⟨

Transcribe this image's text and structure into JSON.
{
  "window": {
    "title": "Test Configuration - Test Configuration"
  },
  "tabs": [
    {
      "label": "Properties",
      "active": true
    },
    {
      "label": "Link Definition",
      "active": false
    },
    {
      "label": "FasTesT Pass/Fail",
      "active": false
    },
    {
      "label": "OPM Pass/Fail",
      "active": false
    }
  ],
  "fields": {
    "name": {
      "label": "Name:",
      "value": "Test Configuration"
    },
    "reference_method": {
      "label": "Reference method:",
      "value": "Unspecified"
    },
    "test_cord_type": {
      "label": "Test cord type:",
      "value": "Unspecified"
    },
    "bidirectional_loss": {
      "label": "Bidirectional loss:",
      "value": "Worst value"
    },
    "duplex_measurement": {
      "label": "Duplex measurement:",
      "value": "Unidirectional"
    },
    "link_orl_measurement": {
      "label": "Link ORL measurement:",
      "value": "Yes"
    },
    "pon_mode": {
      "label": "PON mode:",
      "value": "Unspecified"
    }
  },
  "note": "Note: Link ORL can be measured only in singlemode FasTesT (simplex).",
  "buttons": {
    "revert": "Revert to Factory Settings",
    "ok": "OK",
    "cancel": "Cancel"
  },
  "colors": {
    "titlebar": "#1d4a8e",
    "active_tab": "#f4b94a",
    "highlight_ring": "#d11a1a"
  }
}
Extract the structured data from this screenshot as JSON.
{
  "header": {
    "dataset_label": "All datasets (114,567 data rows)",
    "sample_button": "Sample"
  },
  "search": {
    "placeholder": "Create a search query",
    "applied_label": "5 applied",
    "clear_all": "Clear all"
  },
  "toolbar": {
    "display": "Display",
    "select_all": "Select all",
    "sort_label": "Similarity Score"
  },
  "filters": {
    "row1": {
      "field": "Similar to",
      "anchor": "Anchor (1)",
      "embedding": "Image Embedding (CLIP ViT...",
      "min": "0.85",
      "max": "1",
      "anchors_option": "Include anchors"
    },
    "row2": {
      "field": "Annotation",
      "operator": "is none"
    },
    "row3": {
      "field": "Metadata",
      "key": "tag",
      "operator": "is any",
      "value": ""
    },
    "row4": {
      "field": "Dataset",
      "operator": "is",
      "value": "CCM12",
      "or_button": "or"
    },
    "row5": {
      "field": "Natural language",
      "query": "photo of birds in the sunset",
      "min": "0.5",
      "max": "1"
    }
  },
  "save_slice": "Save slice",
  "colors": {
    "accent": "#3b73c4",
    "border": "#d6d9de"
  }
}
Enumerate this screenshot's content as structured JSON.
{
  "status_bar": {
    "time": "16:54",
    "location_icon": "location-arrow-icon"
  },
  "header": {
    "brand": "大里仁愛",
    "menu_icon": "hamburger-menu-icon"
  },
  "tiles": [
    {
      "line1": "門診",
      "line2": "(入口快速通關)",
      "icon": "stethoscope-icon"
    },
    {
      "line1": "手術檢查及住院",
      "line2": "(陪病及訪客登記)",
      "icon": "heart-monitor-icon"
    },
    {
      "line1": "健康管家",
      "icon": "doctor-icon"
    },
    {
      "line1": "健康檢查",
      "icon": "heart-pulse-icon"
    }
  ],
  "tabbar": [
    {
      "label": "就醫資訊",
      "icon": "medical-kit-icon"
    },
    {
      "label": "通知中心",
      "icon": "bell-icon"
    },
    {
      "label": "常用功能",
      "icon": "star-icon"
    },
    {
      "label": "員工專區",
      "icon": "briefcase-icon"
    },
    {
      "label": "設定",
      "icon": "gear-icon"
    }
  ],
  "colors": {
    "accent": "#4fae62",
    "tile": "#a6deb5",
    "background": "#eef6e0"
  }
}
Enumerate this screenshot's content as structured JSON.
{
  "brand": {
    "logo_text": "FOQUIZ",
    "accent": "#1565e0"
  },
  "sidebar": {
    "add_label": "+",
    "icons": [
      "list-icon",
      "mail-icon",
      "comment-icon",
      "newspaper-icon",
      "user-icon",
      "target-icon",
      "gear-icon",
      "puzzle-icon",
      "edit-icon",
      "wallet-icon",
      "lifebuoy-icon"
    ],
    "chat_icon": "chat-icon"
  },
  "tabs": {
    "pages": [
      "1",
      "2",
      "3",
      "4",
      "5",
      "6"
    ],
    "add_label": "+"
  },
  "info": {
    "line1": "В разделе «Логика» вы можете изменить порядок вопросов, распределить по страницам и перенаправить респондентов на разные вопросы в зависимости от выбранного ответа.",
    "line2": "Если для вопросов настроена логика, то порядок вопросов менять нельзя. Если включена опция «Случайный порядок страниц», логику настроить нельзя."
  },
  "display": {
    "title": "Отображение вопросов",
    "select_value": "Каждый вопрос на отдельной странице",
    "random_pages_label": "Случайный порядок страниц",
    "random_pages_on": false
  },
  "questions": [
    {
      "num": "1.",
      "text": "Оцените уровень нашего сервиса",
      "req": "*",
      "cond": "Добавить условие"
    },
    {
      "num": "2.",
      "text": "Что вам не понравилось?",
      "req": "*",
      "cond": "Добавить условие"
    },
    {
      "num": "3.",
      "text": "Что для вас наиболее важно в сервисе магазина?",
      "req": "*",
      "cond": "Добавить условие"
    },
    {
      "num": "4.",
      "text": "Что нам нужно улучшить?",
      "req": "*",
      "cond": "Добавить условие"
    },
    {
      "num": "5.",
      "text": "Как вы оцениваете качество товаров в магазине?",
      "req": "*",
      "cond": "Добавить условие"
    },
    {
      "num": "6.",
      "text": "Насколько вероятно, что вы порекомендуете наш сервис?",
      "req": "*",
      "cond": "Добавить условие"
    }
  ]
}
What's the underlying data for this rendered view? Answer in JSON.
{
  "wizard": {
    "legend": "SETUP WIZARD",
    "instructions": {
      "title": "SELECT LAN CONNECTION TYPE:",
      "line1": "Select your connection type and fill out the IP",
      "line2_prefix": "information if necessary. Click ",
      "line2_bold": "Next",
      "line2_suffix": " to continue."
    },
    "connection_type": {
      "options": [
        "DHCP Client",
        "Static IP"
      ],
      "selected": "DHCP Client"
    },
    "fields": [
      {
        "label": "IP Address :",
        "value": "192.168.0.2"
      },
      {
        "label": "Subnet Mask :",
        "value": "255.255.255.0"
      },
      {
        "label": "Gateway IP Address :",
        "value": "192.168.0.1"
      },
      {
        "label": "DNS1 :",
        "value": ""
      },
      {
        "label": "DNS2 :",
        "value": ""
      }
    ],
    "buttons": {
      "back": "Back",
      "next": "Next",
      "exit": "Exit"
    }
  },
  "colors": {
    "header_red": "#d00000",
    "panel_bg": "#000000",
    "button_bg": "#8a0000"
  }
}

⟩

• INSTRUCTIONS TO FOLLOW: Reproduce the records in full, exactly as written.

• OUTPUT FOR THIS EXERCISE:
Transcribe this image's text and structure into JSON.
{
  "window": {
    "title": "Test Configuration - Test Configuration"
  },
  "tabs": [
    {
      "label": "Properties",
      "active": true
    },
    {
      "label": "Link Definition",
      "active": false
    },
    {
      "label": "FasTesT Pass/Fail",
      "active": false
    },
    {
      "label": "OPM Pass/Fail",
      "active": false
    }
  ],
  "fields": {
    "name": {
      "label": "Name:",
      "value": "Test Configuration"
    },
    "reference_method": {
      "label": "Reference method:",
      "value": "Unspecified"
    },
    "test_cord_type": {
      "label": "Test cord type:",
      "value": "Unspecified"
    },
    "bidirectional_loss": {
      "label": "Bidirectional loss:",
      "value": "Worst value"
    },
    "duplex_measurement": {
      "label": "Duplex measurement:",
      "value": "Unidirectional"
    },
    "link_orl_measurement": {
      "label": "Link ORL measurement:",
      "value": "Yes"
    },
    "pon_mode": {
      "label": "PON mode:",
      "value": "Unspecified"
    }
  },
  "note": "Note: Link ORL can be measured only in singlemode FasTesT (simplex).",
  "buttons": {
    "revert": "Revert to Factory Settings",
    "ok": "OK",
    "cancel": "Cancel"
  },
  "colors": {
    "titlebar": "#1d4a8e",
    "active_tab": "#f4b94a",
    "highlight_ring": "#d11a1a"
  }
}
Extract the structured data from this screenshot as JSON.
{
  "header": {
    "dataset_label": "All datasets (114,567 data rows)",
    "sample_button": "Sample"
  },
  "search": {
    "placeholder": "Create a search query",
    "applied_label": "5 applied",
    "clear_all": "Clear all"
  },
  "toolbar": {
    "display": "Display",
    "select_all": "Select all",
    "sort_label": "Similarity Score"
  },
  "filters": {
    "row1": {
      "field": "Similar to",
      "anchor": "Anchor (1)",
      "embedding": "Image Embedding (CLIP ViT...",
      "min": "0.85",
      "max": "1",
      "anchors_option": "Include anchors"
    },
    "row2": {
      "field": "Annotation",
      "operator": "is none"
    },
    "row3": {
      "field": "Metadata",
      "key": "tag",
      "operator": "is any",
      "value": ""
    },
    "row4": {
      "field": "Dataset",
      "operator": "is",
      "value": "CCM12",
      "or_button": "or"
    },
    "row5": {
      "field": "Natural language",
      "query": "photo of birds in the sunset",
      "min": "0.5",
      "max": "1"
    }
  },
  "save_slice": "Save slice",
  "colors": {
    "accent": "#3b73c4",
    "border": "#d6d9de"
  }
}
Enumerate this screenshot's content as structured JSON.
{
  "status_bar": {
    "time": "16:54",
    "location_icon": "location-arrow-icon"
  },
  "header": {
    "brand": "大里仁愛",
    "menu_icon": "hamburger-menu-icon"
  },
  "tiles": [
    {
      "line1": "門診",
      "line2": "(入口快速通關)",
      "icon": "stethoscope-icon"
    },
    {
      "line1": "手術檢查及住院",
      "line2": "(陪病及訪客登記)",
      "icon": "heart-monitor-icon"
    },
    {
      "line1": "健康管家",
      "icon": "doctor-icon"
    },
    {
      "line1": "健康檢查",
      "icon": "heart-pulse-icon"
    }
  ],
  "tabbar": [
    {
      "label": "就醫資訊",
      "icon": "medical-kit-icon"
    },
    {
      "label": "通知中心",
      "icon": "bell-icon"
    },
    {
      "label": "常用功能",
      "icon": "star-icon"
    },
    {
      "label": "員工專區",
      "icon": "briefcase-icon"
    },
    {
      "label": "設定",
      "icon": "gear-icon"
    }
  ],
  "colors": {
    "accent": "#4fae62",
    "tile": "#a6deb5",
    "background": "#eef6e0"
  }
}
Enumerate this screenshot's content as structured JSON.
{
  "brand": {
    "logo_text": "FOQUIZ",
    "accent": "#1565e0"
  },
  "sidebar": {
    "add_label": "+",
    "icons": [
      "list-icon",
      "mail-icon",
      "comment-icon",
      "newspaper-icon",
      "user-icon",
      "target-icon",
      "gear-icon",
      "puzzle-icon",
      "edit-icon",
      "wallet-icon",
      "lifebuoy-icon"
    ],
    "chat_icon": "chat-icon"
  },
  "tabs": {
    "pages": [
      "1",
      "2",
      "3",
      "4",
      "5",
      "6"
    ],
    "add_label": "+"
  },
  "info": {
    "line1": "В разделе «Логика» вы можете изменить порядок вопросов, распределить по страницам и перенаправить респондентов на разные вопросы в зависимости от выбранного ответа.",
    "line2": "Если для вопросов настроена логика, то порядок вопросов менять нельзя. Если включена опция «Случайный порядок страниц», логику настроить нельзя."
  },
  "display": {
    "title": "Отображение вопросов",
    "select_value": "Каждый вопрос на отдельной странице",
    "random_pages_label": "Случайный порядок страниц",
    "random_pages_on": false
  },
  "questions": [
    {
      "num": "1.",
      "text": "Оцените уровень нашего сервиса",
      "req": "*",
      "cond": "Добавить условие"
    },
    {
      "num": "2.",
      "text": "Что вам не понравилось?",
      "req": "*",
      "cond": "Добавить условие"
    },
    {
      "num": "3.",
      "text": "Что для вас наиболее важно в сервисе магазина?",
      "req": "*",
      "cond": "Добавить условие"
    },
    {
      "num": "4.",
      "text": "Что нам нужно улучшить?",
      "req": "*",
      "cond": "Добавить условие"
    },
    {
      "num": "5.",
      "text": "Как вы оцениваете качество товаров в магазине?",
      "req": "*",
      "cond": "Добавить условие"
    },
    {
      "num": "6.",
      "text": "Насколько вероятно, что вы порекомендуете наш сервис?",
      "req": "*",
      "cond": "Добавить условие"
    }
  ]
}
What's the underlying data for this rendered view? Answer in JSON.
{
  "wizard": {
    "legend": "SETUP WIZARD",
    "instructions": {
      "title": "SELECT LAN CONNECTION TYPE:",
      "line1": "Select your connection type and fill out the IP",
      "line2_prefix": "information if necessary. Click ",
      "line2_bold": "Next",
      "line2_suffix": " to continue."
    },
    "connection_type": {
      "options": [
        "DHCP Client",
        "Static IP"
      ],
      "selected": "DHCP Client"
    },
    "fields": [
      {
        "label": "IP Address :",
        "value": "192.168.0.2"
      },
      {
        "label": "Subnet Mask :",
        "value": "255.255.255.0"
      },
      {
        "label": "Gateway IP Address :",
        "value": "192.168.0.1"
      },
      {
        "label": "DNS1 :",
        "value": ""
      },
      {
        "label": "DNS2 :",
        "value": ""
      }
    ],
    "buttons": {
      "back": "Back",
      "next": "Next",
      "exit": "Exit"
    }
  },
  "colors": {
    "header_red": "#d00000",
    "panel_bg": "#000000",
    "button_bg": "#8a0000"
  }
}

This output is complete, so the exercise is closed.